WORK TO COMPLETE
Copy out all lines that hold "الفصل".

------------------------------------

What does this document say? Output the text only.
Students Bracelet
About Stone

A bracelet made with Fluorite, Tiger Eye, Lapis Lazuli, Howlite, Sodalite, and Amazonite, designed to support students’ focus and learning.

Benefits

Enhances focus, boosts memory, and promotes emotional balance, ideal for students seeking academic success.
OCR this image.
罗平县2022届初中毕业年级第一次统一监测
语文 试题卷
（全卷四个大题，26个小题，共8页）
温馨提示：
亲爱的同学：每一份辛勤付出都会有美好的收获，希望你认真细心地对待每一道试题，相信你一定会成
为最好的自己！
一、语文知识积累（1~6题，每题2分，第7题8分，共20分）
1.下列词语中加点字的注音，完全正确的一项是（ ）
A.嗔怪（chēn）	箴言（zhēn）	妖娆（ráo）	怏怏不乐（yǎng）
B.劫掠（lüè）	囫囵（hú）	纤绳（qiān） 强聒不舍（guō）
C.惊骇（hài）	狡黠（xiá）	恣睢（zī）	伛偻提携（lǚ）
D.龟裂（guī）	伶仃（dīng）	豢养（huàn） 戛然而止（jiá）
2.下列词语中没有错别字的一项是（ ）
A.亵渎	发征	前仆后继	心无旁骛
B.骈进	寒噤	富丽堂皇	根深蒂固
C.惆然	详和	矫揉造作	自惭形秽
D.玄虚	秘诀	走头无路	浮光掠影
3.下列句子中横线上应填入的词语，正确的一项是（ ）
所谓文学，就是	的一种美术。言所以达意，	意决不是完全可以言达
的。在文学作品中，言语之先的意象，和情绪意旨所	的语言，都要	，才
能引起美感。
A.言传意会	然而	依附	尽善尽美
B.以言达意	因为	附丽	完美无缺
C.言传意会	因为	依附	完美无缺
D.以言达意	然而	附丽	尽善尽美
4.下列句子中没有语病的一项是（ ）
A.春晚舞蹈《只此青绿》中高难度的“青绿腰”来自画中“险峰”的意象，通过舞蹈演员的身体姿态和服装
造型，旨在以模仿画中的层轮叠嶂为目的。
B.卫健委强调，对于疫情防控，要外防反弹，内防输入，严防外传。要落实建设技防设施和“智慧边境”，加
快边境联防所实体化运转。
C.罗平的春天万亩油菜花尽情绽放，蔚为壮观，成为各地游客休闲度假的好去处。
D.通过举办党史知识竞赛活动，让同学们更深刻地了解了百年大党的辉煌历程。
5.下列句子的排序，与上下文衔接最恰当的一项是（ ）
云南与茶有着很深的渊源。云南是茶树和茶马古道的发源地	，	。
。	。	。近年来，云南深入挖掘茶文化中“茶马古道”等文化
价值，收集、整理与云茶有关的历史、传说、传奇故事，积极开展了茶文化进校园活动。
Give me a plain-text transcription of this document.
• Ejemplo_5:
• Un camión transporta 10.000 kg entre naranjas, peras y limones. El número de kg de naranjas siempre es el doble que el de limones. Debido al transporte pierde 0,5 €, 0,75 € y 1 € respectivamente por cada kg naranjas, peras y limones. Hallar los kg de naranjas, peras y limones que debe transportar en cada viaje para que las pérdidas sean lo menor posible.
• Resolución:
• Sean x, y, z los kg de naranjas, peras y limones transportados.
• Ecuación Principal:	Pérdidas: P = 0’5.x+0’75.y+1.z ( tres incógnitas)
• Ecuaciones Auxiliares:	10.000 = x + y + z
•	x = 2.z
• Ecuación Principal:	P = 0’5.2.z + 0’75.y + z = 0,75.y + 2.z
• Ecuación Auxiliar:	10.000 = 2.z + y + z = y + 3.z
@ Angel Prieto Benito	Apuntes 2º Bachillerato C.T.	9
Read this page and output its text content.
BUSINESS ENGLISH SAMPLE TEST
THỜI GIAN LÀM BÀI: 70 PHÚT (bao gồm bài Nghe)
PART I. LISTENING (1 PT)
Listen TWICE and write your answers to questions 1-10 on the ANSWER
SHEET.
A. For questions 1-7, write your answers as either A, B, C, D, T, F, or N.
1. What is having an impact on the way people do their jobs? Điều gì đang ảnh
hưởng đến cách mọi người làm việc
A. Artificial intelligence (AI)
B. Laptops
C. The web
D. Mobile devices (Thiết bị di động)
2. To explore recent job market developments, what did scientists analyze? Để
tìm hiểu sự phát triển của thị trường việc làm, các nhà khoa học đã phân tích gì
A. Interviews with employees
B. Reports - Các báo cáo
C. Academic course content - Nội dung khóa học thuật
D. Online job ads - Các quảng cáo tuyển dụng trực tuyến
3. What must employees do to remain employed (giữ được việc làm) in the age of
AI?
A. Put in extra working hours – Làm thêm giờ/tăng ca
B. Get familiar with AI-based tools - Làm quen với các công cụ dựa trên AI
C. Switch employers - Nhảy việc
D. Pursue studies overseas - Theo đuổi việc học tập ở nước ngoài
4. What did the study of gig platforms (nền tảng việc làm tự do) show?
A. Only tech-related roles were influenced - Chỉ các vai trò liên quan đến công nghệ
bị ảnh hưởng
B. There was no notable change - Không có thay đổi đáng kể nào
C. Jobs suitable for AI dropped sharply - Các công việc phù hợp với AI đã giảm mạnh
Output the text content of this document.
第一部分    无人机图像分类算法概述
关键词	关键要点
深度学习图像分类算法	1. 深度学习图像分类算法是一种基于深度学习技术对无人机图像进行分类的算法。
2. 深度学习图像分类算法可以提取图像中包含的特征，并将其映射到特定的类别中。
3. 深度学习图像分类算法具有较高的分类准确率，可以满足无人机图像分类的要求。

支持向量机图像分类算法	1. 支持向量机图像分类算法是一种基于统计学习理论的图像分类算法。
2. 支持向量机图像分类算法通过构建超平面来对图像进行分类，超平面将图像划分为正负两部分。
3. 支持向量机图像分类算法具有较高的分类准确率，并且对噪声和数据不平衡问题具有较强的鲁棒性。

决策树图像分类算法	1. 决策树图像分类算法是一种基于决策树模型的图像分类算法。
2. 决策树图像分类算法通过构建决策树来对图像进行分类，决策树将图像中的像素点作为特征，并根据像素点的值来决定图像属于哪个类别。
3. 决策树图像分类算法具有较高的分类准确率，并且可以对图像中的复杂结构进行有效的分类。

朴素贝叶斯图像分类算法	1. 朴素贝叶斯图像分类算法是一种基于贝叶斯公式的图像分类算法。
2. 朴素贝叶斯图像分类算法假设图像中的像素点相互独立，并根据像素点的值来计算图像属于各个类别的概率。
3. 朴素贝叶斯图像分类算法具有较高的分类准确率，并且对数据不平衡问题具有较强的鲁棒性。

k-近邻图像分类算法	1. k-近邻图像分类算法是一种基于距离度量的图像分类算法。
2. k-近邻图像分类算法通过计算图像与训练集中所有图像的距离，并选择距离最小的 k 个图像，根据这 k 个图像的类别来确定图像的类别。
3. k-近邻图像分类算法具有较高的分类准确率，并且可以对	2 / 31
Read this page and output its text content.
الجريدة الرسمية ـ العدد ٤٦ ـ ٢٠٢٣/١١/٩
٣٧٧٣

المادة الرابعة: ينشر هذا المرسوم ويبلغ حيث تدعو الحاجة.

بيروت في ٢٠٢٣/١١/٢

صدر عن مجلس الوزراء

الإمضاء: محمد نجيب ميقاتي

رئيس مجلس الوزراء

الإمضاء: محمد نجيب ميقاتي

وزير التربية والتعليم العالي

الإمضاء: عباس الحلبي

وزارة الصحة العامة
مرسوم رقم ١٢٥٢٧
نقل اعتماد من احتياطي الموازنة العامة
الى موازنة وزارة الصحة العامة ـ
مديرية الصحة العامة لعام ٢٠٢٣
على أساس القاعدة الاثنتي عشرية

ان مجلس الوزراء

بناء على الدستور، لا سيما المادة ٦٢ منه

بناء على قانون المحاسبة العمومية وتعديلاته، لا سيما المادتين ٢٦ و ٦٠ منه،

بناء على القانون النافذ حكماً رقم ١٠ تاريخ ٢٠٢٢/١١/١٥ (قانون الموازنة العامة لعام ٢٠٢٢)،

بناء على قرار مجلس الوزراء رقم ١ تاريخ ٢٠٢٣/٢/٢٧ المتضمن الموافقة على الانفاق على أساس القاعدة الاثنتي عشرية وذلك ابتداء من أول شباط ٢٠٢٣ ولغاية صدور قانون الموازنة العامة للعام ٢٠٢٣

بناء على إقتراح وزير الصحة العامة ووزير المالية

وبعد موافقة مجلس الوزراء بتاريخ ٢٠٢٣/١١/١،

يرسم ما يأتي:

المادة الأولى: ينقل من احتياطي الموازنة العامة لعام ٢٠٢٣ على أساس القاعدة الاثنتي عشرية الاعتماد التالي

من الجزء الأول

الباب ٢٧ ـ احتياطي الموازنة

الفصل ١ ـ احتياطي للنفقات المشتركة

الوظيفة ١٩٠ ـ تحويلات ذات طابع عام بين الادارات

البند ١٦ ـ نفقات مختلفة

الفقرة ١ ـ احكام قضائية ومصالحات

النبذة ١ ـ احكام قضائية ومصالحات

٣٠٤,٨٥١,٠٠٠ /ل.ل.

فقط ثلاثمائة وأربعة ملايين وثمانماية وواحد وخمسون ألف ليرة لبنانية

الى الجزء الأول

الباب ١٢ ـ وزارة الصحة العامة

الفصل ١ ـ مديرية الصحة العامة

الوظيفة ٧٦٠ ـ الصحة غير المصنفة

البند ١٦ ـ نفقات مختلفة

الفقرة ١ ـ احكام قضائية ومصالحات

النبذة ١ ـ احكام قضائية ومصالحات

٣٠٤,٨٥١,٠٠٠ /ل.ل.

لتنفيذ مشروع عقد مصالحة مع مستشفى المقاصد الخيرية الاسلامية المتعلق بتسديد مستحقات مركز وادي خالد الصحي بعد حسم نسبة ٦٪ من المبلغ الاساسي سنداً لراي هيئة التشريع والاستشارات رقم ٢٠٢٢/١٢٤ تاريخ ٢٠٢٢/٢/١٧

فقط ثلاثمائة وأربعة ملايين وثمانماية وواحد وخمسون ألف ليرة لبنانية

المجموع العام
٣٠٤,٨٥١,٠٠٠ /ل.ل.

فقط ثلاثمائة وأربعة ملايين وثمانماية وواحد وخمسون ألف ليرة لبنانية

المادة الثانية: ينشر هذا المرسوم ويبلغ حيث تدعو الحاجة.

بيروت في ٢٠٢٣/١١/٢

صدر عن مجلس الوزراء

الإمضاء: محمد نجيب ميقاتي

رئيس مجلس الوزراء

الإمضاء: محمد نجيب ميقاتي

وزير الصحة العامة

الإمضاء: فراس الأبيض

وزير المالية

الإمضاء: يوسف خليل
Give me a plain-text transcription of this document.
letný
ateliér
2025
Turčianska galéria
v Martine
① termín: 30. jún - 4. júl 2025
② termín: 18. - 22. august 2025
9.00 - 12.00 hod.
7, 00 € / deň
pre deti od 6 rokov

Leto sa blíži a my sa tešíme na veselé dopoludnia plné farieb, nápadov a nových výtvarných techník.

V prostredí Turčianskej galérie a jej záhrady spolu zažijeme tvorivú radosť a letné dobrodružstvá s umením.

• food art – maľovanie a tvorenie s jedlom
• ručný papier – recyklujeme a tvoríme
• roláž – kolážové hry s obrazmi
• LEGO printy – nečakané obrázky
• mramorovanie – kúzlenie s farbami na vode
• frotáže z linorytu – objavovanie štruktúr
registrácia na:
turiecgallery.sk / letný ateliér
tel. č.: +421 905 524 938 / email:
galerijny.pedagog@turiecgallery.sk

------------------------------------

THE OUTPUT
الفصل ١ ـ احتياطي للنفقات المشتركة
الفصل ١ ـ مديرية الصحة العامة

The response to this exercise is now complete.